Dataset —
______________________________
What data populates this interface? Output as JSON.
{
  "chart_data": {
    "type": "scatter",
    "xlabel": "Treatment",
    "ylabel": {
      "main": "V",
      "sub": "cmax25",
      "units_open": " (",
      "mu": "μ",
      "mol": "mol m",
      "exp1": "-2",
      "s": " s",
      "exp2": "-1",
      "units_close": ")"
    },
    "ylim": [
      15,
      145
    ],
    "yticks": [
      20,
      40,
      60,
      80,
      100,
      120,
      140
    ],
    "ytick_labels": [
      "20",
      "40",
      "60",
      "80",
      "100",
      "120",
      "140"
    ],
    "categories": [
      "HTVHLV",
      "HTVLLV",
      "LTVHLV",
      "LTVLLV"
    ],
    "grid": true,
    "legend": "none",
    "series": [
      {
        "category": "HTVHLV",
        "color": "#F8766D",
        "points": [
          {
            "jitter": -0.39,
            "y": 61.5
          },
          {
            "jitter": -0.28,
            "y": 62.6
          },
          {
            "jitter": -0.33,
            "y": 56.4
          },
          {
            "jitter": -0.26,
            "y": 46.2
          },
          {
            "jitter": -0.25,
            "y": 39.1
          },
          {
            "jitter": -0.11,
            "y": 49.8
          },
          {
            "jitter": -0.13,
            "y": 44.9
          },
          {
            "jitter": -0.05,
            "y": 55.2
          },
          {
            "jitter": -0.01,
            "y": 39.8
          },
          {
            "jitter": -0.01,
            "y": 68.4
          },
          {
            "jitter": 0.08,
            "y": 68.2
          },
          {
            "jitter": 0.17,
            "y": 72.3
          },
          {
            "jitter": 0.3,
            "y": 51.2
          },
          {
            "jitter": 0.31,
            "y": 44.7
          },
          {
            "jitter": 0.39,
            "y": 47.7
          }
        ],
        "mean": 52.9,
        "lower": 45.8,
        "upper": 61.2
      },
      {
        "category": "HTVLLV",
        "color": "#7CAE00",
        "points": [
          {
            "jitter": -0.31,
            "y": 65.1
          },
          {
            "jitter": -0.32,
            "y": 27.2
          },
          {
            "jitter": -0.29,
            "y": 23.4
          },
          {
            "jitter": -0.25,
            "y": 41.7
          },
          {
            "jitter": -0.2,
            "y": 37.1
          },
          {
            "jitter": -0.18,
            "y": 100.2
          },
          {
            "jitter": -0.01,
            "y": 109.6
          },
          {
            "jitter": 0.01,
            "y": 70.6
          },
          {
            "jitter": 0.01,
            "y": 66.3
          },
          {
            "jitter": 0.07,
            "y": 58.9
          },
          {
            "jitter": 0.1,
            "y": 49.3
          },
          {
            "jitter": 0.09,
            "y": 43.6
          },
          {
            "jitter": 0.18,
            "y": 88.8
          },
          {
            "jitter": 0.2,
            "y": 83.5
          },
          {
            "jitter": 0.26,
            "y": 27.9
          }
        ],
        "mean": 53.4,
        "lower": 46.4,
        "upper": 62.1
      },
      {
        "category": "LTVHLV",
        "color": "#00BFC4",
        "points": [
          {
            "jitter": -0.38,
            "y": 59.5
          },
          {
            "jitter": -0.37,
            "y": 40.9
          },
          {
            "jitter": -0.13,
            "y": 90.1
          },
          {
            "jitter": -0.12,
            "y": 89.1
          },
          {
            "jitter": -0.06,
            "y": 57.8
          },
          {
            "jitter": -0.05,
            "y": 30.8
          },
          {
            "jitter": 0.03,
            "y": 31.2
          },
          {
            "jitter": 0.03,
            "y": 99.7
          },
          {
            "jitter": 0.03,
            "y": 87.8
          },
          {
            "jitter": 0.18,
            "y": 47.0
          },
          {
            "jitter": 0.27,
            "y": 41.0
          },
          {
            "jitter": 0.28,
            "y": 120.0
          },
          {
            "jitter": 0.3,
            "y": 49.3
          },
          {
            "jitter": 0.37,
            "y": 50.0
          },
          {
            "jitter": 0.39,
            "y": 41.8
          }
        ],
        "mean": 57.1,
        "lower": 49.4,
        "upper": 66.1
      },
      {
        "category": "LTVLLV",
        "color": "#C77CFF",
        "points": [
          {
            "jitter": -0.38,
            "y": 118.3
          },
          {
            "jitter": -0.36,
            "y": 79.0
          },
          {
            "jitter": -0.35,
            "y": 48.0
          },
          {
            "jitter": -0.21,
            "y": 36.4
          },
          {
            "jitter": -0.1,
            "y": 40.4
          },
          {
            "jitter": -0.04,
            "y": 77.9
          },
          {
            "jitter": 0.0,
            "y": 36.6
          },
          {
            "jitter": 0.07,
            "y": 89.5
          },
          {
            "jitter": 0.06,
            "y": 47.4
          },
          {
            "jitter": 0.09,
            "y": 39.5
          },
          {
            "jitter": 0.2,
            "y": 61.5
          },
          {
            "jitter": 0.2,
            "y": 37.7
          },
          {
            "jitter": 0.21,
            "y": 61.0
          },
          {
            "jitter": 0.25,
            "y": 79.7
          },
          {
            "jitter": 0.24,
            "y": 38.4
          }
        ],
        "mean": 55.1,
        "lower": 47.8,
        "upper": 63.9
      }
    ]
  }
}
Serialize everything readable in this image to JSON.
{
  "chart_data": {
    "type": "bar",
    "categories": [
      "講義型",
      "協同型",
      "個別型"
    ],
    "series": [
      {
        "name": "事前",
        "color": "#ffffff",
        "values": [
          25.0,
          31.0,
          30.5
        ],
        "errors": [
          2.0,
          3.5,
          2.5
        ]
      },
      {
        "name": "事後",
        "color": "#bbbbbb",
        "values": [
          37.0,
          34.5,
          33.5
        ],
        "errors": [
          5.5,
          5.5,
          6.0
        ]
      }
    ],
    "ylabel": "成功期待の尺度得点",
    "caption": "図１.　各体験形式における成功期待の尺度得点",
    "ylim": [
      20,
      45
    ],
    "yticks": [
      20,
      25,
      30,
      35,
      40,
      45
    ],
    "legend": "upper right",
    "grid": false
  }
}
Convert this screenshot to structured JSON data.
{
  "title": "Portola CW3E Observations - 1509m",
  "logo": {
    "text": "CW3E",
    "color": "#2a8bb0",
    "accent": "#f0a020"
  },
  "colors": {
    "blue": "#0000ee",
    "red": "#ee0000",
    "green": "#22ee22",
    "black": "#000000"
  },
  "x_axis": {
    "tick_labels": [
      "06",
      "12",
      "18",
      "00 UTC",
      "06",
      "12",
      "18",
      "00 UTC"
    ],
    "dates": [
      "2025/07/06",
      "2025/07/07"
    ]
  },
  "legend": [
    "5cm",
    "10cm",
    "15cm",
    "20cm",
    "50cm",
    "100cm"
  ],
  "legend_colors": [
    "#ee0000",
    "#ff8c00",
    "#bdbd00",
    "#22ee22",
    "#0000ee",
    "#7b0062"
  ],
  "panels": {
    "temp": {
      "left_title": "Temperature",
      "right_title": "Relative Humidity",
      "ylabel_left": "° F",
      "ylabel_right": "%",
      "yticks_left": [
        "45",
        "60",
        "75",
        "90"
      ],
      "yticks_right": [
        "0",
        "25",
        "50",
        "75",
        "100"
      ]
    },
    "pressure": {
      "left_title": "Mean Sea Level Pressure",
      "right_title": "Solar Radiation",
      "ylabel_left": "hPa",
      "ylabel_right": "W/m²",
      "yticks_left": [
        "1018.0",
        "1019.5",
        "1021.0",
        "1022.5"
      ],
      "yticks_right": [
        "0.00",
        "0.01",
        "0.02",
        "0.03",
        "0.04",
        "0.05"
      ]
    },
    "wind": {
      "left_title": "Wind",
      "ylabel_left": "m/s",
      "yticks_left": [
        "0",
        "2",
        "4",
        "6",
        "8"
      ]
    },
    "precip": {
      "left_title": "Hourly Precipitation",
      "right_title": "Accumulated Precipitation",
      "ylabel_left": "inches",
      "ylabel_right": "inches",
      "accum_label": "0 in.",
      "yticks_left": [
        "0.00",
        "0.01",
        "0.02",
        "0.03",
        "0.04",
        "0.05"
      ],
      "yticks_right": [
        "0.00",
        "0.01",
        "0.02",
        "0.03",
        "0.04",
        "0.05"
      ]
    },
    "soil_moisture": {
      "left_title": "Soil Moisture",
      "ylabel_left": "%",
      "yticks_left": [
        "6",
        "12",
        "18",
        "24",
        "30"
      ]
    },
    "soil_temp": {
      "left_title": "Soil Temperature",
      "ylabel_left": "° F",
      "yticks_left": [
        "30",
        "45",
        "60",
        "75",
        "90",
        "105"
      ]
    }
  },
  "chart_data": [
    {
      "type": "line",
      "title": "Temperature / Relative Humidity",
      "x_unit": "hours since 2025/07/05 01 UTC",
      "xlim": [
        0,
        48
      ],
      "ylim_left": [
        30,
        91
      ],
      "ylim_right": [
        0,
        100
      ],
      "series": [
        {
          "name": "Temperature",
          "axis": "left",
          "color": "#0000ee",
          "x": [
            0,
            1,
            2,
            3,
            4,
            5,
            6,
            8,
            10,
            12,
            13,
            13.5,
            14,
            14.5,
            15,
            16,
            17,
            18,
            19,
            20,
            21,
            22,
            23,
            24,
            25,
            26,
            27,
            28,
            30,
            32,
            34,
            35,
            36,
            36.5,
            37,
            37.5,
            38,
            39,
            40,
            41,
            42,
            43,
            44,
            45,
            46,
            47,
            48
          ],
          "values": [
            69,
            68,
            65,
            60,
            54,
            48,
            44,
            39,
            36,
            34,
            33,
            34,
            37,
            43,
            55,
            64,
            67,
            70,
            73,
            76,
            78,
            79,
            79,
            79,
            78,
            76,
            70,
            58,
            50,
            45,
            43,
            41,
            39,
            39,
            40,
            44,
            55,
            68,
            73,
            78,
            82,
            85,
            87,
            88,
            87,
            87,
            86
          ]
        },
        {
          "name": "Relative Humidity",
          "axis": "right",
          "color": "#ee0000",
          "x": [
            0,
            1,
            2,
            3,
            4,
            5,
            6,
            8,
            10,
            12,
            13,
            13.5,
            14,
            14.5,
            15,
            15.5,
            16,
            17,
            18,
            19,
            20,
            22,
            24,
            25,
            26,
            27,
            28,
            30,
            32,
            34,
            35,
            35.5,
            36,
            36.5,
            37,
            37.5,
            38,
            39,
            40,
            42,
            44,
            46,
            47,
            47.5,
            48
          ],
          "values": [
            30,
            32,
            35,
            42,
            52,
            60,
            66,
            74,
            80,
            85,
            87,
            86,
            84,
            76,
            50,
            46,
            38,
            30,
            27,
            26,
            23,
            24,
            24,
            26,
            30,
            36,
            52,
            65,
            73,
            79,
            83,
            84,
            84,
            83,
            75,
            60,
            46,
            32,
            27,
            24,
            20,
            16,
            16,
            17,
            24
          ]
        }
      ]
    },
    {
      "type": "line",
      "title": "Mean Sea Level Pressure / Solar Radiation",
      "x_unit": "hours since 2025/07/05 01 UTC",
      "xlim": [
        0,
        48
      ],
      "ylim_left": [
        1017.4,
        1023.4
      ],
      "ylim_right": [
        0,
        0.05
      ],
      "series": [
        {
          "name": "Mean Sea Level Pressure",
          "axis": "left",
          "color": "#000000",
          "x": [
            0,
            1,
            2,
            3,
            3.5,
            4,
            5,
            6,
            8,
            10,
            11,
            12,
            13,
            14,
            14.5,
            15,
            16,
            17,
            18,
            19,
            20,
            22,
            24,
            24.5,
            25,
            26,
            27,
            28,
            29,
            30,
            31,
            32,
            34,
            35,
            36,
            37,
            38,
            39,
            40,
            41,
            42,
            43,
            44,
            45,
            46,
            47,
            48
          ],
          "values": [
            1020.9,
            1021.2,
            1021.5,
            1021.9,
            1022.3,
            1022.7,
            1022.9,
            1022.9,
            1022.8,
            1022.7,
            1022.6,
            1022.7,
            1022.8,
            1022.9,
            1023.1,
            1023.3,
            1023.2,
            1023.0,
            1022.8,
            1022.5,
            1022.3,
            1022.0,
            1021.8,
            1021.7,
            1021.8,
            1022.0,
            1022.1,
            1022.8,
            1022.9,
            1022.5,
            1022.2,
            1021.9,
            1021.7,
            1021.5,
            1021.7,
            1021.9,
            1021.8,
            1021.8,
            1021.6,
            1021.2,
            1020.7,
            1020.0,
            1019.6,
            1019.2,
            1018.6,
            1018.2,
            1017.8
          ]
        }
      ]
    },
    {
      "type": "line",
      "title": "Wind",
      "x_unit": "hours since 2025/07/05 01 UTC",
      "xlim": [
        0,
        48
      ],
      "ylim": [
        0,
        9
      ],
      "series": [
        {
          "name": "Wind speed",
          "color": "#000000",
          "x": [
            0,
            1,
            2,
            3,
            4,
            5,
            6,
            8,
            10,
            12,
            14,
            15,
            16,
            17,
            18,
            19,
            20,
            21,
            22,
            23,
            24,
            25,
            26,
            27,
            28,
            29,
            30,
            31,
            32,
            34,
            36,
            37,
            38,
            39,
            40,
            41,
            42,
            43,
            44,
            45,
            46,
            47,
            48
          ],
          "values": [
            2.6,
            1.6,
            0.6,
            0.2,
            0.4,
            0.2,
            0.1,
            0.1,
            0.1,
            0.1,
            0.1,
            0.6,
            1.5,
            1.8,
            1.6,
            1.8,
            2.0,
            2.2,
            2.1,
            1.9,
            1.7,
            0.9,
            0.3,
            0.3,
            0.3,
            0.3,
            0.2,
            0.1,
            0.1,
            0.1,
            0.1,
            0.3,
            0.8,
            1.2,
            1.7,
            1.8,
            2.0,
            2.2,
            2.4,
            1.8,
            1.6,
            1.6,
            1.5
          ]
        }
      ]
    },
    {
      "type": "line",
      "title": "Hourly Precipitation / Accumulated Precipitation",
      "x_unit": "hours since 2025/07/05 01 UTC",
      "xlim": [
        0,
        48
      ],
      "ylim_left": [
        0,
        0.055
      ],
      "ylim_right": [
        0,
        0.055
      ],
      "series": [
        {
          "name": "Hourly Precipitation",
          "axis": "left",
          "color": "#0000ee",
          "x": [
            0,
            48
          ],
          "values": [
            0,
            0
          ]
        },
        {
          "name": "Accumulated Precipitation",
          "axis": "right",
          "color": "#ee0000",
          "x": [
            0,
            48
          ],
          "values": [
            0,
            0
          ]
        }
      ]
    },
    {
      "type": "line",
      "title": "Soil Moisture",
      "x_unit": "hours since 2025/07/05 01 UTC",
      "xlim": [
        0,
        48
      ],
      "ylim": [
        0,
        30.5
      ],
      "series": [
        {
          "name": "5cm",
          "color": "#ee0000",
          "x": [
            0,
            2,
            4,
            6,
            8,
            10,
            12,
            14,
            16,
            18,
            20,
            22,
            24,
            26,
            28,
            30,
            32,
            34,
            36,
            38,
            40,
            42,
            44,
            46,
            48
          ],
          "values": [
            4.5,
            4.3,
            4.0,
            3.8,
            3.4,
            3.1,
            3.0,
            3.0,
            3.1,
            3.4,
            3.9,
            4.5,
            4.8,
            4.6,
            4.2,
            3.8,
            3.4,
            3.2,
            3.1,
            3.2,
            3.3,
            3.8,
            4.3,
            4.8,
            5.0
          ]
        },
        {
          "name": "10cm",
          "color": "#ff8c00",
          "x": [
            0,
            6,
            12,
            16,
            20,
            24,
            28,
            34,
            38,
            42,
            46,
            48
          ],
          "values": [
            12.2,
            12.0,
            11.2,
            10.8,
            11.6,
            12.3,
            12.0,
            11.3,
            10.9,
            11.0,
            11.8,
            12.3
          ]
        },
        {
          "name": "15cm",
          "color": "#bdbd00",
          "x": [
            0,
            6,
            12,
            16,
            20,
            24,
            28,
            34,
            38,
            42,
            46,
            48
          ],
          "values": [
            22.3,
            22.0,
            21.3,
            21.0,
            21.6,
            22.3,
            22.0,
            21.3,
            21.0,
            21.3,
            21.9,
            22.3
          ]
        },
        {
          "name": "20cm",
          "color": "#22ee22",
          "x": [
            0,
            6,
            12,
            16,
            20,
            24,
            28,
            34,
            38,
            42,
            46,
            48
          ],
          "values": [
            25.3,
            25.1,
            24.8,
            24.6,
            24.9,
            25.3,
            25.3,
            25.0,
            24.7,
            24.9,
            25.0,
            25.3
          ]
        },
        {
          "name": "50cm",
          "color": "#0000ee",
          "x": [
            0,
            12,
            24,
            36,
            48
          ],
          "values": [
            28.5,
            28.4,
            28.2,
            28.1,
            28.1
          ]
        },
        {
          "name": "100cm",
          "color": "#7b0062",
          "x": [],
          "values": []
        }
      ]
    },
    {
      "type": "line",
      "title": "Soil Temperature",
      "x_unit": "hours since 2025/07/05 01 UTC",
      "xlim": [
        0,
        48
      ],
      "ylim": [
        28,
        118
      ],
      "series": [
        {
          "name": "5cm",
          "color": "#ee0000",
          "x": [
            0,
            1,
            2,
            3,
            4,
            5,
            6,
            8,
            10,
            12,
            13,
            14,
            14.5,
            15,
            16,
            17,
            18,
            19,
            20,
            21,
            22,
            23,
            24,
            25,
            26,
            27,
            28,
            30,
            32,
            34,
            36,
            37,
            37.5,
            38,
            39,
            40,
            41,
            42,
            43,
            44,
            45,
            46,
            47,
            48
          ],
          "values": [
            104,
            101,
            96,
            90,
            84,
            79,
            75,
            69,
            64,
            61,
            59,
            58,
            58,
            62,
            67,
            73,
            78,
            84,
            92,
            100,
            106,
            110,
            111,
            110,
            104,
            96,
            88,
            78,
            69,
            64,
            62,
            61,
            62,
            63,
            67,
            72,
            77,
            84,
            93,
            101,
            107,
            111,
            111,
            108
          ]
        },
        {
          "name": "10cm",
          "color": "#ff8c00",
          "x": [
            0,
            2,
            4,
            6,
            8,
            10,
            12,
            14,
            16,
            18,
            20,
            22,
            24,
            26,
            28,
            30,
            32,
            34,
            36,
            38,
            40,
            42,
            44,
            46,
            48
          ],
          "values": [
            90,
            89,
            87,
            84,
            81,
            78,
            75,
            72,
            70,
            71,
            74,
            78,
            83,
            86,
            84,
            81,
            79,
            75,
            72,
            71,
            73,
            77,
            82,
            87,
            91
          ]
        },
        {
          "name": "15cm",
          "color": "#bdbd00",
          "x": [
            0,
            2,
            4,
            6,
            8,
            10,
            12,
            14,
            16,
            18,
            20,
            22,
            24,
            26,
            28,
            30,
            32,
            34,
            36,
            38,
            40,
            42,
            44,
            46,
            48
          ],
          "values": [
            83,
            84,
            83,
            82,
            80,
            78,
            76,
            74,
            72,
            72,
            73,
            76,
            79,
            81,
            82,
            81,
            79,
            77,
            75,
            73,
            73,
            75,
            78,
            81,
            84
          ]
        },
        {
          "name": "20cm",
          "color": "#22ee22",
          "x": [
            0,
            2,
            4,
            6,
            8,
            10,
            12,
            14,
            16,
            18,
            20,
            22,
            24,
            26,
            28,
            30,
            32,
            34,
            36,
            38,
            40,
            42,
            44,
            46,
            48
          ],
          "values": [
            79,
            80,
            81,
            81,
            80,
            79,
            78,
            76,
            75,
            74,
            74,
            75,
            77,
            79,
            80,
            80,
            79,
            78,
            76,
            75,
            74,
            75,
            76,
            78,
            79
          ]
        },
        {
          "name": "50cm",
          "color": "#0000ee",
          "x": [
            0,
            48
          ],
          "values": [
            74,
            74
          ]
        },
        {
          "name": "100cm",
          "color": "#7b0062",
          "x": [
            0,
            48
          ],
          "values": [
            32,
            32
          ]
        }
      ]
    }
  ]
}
______________________________
Your objective — State the number of lines above that hold the string "Solar", with nothing added.

Written answer — 2